Dataset items ->
○ ○ ○ ○ ○ ○ ○

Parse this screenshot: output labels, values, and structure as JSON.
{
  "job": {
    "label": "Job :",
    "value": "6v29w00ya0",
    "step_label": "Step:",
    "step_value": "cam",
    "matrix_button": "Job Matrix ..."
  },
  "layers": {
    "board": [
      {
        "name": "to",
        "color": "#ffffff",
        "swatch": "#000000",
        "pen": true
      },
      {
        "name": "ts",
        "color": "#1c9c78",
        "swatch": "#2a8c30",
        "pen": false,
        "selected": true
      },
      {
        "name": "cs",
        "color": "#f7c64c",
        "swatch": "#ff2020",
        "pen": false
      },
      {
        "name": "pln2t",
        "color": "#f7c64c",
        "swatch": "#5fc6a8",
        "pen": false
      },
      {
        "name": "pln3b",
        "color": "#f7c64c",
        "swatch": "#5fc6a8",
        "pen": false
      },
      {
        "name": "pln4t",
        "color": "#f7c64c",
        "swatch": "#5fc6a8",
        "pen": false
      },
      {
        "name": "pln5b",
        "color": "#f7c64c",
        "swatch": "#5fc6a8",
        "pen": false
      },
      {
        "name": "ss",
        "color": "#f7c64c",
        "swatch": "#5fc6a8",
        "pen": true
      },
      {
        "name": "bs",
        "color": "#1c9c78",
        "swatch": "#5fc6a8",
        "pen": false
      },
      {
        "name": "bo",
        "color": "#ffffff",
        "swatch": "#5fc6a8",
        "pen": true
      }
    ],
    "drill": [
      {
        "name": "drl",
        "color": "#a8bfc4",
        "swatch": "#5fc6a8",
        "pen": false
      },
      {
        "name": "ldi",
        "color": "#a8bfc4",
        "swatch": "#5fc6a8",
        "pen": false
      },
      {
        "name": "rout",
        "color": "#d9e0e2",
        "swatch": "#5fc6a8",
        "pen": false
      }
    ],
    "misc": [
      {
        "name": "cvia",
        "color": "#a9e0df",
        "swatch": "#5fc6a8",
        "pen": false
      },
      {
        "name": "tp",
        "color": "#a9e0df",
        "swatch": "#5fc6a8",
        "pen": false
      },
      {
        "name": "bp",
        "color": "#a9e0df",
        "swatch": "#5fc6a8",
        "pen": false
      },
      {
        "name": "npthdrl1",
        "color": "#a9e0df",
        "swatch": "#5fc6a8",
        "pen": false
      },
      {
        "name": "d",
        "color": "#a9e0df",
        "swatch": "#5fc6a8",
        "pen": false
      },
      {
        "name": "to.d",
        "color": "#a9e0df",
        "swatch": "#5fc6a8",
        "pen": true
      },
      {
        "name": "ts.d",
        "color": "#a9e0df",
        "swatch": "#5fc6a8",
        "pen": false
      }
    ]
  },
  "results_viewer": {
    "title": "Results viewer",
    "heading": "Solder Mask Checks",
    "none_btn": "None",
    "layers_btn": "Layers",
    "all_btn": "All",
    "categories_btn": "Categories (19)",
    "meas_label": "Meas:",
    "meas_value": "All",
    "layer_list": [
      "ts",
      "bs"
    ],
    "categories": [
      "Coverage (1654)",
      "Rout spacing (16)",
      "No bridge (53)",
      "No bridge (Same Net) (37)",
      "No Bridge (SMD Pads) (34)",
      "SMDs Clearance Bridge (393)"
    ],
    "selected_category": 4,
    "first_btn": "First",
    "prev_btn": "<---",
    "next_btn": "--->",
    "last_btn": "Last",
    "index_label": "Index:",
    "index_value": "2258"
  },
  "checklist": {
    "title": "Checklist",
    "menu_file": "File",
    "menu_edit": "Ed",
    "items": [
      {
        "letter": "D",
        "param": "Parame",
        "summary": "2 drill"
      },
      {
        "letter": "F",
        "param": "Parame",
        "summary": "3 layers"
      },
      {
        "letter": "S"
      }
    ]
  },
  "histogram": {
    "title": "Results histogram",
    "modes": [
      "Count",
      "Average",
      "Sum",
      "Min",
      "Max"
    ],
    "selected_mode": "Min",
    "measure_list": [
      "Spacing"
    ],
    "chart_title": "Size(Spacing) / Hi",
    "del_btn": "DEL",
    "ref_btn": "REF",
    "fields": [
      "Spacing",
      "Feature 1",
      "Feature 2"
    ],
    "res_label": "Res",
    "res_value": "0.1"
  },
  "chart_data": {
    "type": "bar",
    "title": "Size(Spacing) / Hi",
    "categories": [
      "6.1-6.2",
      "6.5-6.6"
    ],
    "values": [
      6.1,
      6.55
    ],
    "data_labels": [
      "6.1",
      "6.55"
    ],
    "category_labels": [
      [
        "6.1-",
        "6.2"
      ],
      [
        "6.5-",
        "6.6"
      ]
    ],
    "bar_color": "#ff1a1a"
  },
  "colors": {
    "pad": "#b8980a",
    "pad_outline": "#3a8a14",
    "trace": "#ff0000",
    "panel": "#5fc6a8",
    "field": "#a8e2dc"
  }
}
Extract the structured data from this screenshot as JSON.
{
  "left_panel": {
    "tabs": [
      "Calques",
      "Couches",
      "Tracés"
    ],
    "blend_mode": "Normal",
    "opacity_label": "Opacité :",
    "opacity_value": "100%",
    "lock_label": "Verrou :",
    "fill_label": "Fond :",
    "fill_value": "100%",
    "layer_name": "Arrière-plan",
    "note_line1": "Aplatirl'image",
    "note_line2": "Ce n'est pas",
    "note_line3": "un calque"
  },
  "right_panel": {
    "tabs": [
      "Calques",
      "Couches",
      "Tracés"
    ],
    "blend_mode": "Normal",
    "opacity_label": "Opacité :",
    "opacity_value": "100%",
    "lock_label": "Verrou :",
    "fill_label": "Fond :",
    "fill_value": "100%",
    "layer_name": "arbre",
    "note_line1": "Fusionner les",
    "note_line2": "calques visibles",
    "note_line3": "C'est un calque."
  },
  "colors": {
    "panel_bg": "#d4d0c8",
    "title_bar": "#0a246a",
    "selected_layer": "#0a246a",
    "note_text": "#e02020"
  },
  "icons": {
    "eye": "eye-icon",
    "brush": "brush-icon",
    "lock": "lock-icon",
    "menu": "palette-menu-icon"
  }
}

○ ○ ○ ○ ○ ○ ○

Stated task -> Reproduce the complete data exactly as presented above.

Expected answer ->
Parse this screenshot: output labels, values, and structure as JSON.
{
  "job": {
    "label": "Job :",
    "value": "6v29w00ya0",
    "step_label": "Step:",
    "step_value": "cam",
    "matrix_button": "Job Matrix ..."
  },
  "layers": {
    "board": [
      {
        "name": "to",
        "color": "#ffffff",
        "swatch": "#000000",
        "pen": true
      },
      {
        "name": "ts",
        "color": "#1c9c78",
        "swatch": "#2a8c30",
        "pen": false,
        "selected": true
      },
      {
        "name": "cs",
        "color": "#f7c64c",
        "swatch": "#ff2020",
        "pen": false
      },
      {
        "name": "pln2t",
        "color": "#f7c64c",
        "swatch": "#5fc6a8",
        "pen": false
      },
      {
        "name": "pln3b",
        "color": "#f7c64c",
        "swatch": "#5fc6a8",
        "pen": false
      },
      {
        "name": "pln4t",
        "color": "#f7c64c",
        "swatch": "#5fc6a8",
        "pen": false
      },
      {
        "name": "pln5b",
        "color": "#f7c64c",
        "swatch": "#5fc6a8",
        "pen": false
      },
      {
        "name": "ss",
        "color": "#f7c64c",
        "swatch": "#5fc6a8",
        "pen": true
      },
      {
        "name": "bs",
        "color": "#1c9c78",
        "swatch": "#5fc6a8",
        "pen": false
      },
      {
        "name": "bo",
        "color": "#ffffff",
        "swatch": "#5fc6a8",
        "pen": true
      }
    ],
    "drill": [
      {
        "name": "drl",
        "color": "#a8bfc4",
        "swatch": "#5fc6a8",
        "pen": false
      },
      {
        "name": "ldi",
        "color": "#a8bfc4",
        "swatch": "#5fc6a8",
        "pen": false
      },
      {
        "name": "rout",
        "color": "#d9e0e2",
        "swatch": "#5fc6a8",
        "pen": false
      }
    ],
    "misc": [
      {
        "name": "cvia",
        "color": "#a9e0df",
        "swatch": "#5fc6a8",
        "pen": false
      },
      {
        "name": "tp",
        "color": "#a9e0df",
        "swatch": "#5fc6a8",
        "pen": false
      },
      {
        "name": "bp",
        "color": "#a9e0df",
        "swatch": "#5fc6a8",
        "pen": false
      },
      {
        "name": "npthdrl1",
        "color": "#a9e0df",
        "swatch": "#5fc6a8",
        "pen": false
      },
      {
        "name": "d",
        "color": "#a9e0df",
        "swatch": "#5fc6a8",
        "pen": false
      },
      {
        "name": "to.d",
        "color": "#a9e0df",
        "swatch": "#5fc6a8",
        "pen": true
      },
      {
        "name": "ts.d",
        "color": "#a9e0df",
        "swatch": "#5fc6a8",
        "pen": false
      }
    ]
  },
  "results_viewer": {
    "title": "Results viewer",
    "heading": "Solder Mask Checks",
    "none_btn": "None",
    "layers_btn": "Layers",
    "all_btn": "All",
    "categories_btn": "Categories (19)",
    "meas_label": "Meas:",
    "meas_value": "All",
    "layer_list": [
      "ts",
      "bs"
    ],
    "categories": [
      "Coverage (1654)",
      "Rout spacing (16)",
      "No bridge (53)",
      "No bridge (Same Net) (37)",
      "No Bridge (SMD Pads) (34)",
      "SMDs Clearance Bridge (393)"
    ],
    "selected_category": 4,
    "first_btn": "First",
    "prev_btn": "<---",
    "next_btn": "--->",
    "last_btn": "Last",
    "index_label": "Index:",
    "index_value": "2258"
  },
  "checklist": {
    "title": "Checklist",
    "menu_file": "File",
    "menu_edit": "Ed",
    "items": [
      {
        "letter": "D",
        "param": "Parame",
        "summary": "2 drill"
      },
      {
        "letter": "F",
        "param": "Parame",
        "summary": "3 layers"
      },
      {
        "letter": "S"
      }
    ]
  },
  "histogram": {
    "title": "Results histogram",
    "modes": [
      "Count",
      "Average",
      "Sum",
      "Min",
      "Max"
    ],
    "selected_mode": "Min",
    "measure_list": [
      "Spacing"
    ],
    "chart_title": "Size(Spacing) / Hi",
    "del_btn": "DEL",
    "ref_btn": "REF",
    "fields": [
      "Spacing",
      "Feature 1",
      "Feature 2"
    ],
    "res_label": "Res",
    "res_value": "0.1"
  },
  "chart_data": {
    "type": "bar",
    "title": "Size(Spacing) / Hi",
    "categories": [
      "6.1-6.2",
      "6.5-6.6"
    ],
    "values": [
      6.1,
      6.55
    ],
    "data_labels": [
      "6.1",
      "6.55"
    ],
    "category_labels": [
      [
        "6.1-",
        "6.2"
      ],
      [
        "6.5-",
        "6.6"
      ]
    ],
    "bar_color": "#ff1a1a"
  },
  "colors": {
    "pad": "#b8980a",
    "pad_outline": "#3a8a14",
    "trace": "#ff0000",
    "panel": "#5fc6a8",
    "field": "#a8e2dc"
  }
}
Extract the structured data from this screenshot as JSON.
{
  "left_panel": {
    "tabs": [
      "Calques",
      "Couches",
      "Tracés"
    ],
    "blend_mode": "Normal",
    "opacity_label": "Opacité :",
    "opacity_value": "100%",
    "lock_label": "Verrou :",
    "fill_label": "Fond :",
    "fill_value": "100%",
    "layer_name": "Arrière-plan",
    "note_line1": "Aplatirl'image",
    "note_line2": "Ce n'est pas",
    "note_line3": "un calque"
  },
  "right_panel": {
    "tabs": [
      "Calques",
      "Couches",
      "Tracés"
    ],
    "blend_mode": "Normal",
    "opacity_label": "Opacité :",
    "opacity_value": "100%",
    "lock_label": "Verrou :",
    "fill_label": "Fond :",
    "fill_value": "100%",
    "layer_name": "arbre",
    "note_line1": "Fusionner les",
    "note_line2": "calques visibles",
    "note_line3": "C'est un calque."
  },
  "colors": {
    "panel_bg": "#d4d0c8",
    "title_bar": "#0a246a",
    "selected_layer": "#0a246a",
    "note_text": "#e02020"
  },
  "icons": {
    "eye": "eye-icon",
    "brush": "brush-icon",
    "lock": "lock-icon",
    "menu": "palette-menu-icon"
  }
}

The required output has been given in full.